### PROBLEM
Find and copy every line in the records that includes the string "between".

______________________________

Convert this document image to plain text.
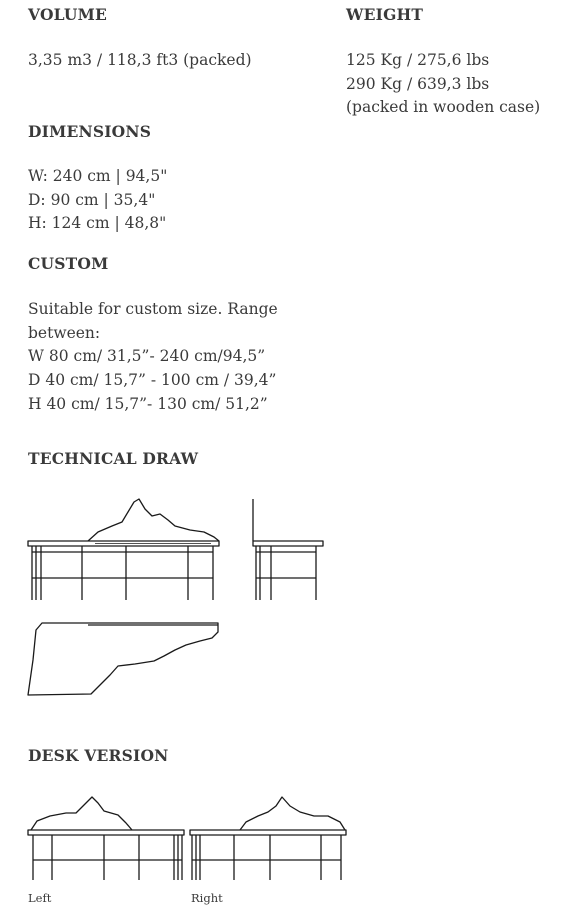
VOLUME
3,35 m3 / 118,3 ft3 (packed)
WEIGHT
125 Kg / 275,6 lbs
290 Kg / 639,3 lbs
(packed in wooden case)
DIMENSIONS
W: 240 cm | 94,5"
D: 90 cm | 35,4"
H: 124 cm | 48,8"
CUSTOM
Suitable for custom size. Range
between:
W 80 cm/ 31,5”- 240 cm/94,5”
D 40 cm/ 15,7” - 100 cm / 39,4”
H 40 cm/ 15,7”- 130 cm/ 51,2”
TECHNICAL DRAW
DESK VERSION
Left	Right
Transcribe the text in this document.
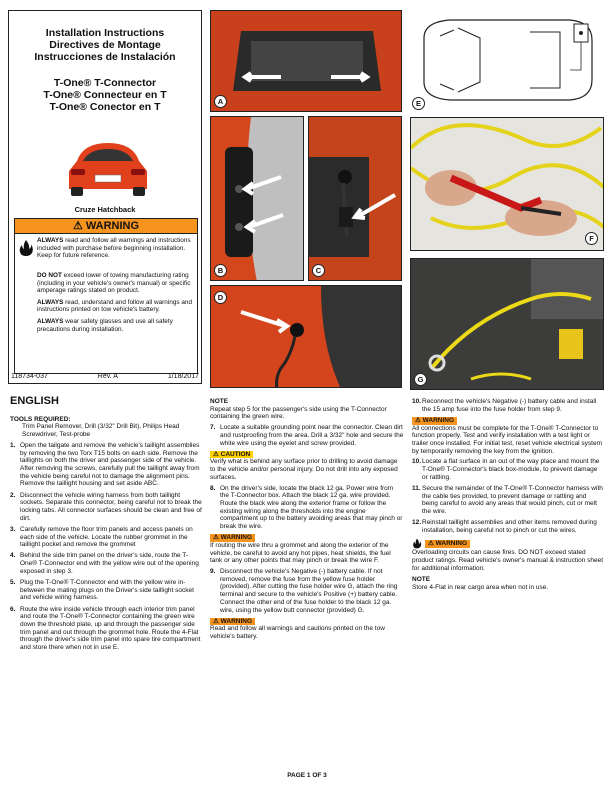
Installation Instructions
Directives de Montage
Instrucciones de Instalación
T-One® T-Connector
T-One® Connecteur en T
T-One® Conector en T
Cruze Hatchback
⚠ WARNING

ALWAYS read and follow all warnings and instructions included with purchase before beginning installation. Keep for future reference.

DO NOT exceed lower of towing manufacturing rating (including in your vehicle's owner's manual) or specific amperage ratings stated on product.

ALWAYS read, understand and follow all warnings and instructions printed on tow vehicle's battery.

ALWAYS wear safety glasses and use all safety precautions during installation.

118734-037	Rev. A	1/18/2017
A	E
B	C
D
F
G
ENGLISH
TOOLS REQUIRED:

Trim Panel Remover, Drill (3/32" Drill Bit), Philips Head Screwdriver, Test-probe

1. Open the tailgate and remove the vehicle's taillight assemblies by removing the two Torx T15 bolts on each side. Remove the taillights on both the driver and passenger side of the vehicle. After removing the screws, carefully pull the taillight away from the vehicle being careful not to damage the alignment pins. Remove the taillight housing and set aside ABC.
2. Disconnect the vehicle wiring harness from both taillight sockets. Separate this connector, being careful not to break the locking tabs. All connector surfaces should be clean and free of dirt.
3. Carefully remove the floor trim panels and access panels on each side of the vehicle. Locate the rubber grommet in the taillight pocket and remove the grommet
4. Behind the side trim panel on the driver's side, route the T-One® T-Connector end with the yellow wire out of the opening exposed in step 3.
5. Plug the T-One® T-Connector end with the yellow wire in-between the mating plugs on the Driver's side taillight socket and vehicle wiring harness.
6. Route the wire inside vehicle through each interior trim panel and route the T-One® T-Connector containing the green wire down the threshold plate, up and through the passenger side trim panel and out through the grommet hole. Route the 4-Flat through the driver's side trim panel into spare tire compartment and store there when not in use E.
NOTE

Repeat step 5 for the passenger's side using the T-Connector containing the green wire.

7. Locate a suitable grounding point near the connector. Clean dirt and rustproofing from the area. Drill a 3/32" hole and secure the white wire using the eyelet and screw provided.
⚠ CAUTION

Verify what is behind any surface prior to drilling to avoid damage to the vehicle and/or personal injury. Do not drill into any exposed surfaces.

8. On the driver's side, locate the black 12 ga. Power wire from the T-Connector box. Attach the black 12 ga. wire provided. Route the black wire along the exterior frame or follow the existing wiring along the thresholds into the engine compartment up to the battery avoiding areas that may pinch or break the wire.
⚠ WARNING

If routing the wire thru a grommet and along the exterior of the vehicle, be careful to avoid any hot pipes, heat shields, the fuel tank or any other points that may pinch or break the wire F.

9. Disconnect the vehicle's Negative (-) battery cable. If not removed, remove the fuse from the yellow fuse holder (provided). After cutting the fuse holder wire G, attach the ring terminal and secure to the vehicle's Positive (+) battery cable. Connect the other end of the fuse holder to the black 12 ga. wire, using the yellow butt connector (provided) G.
⚠ WARNING

Read and follow all warnings and cautions printed on the tow vehicle's battery.

PAGE 1 OF 3
10. Reconnect the vehicle's Negative (-) battery cable and install the 15 amp fuse into the fuse holder from step 9.
⚠ WARNING

All connections must be complete for the T-One® T-Connector to function properly. Test and verify installation with a test light or trailer once installed. For initial test, reset vehicle electrical system by temporarily removing the key from the ignition.

10. Locate a flat surface in an out of the way place and mount the T-One® T-Connector's black box-module, to prevent damage or rattling.
11. Secure the remainder of the T-One® T-Connector harness with the cable ties provided, to prevent damage or rattling and being careful to avoid any areas that would pinch, cut or melt the wire.
12. Reinstall taillight assemblies and other items removed during installation, being careful not to pinch or cut the wires.
⚠ WARNING

Overloading circuits can cause fires. DO NOT exceed stated product ratings. Read vehicle's owner's manual & instruction sheet for additional information.

NOTE

Store 4-Flat in rear cargo area when not in use.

______________________________

### FULL RESPONSE
between:
5. Plug the T-One® T-Connector end with the yellow wire in-between the mating plugs on the Driver's side taillight socket and vehicle wiring harness.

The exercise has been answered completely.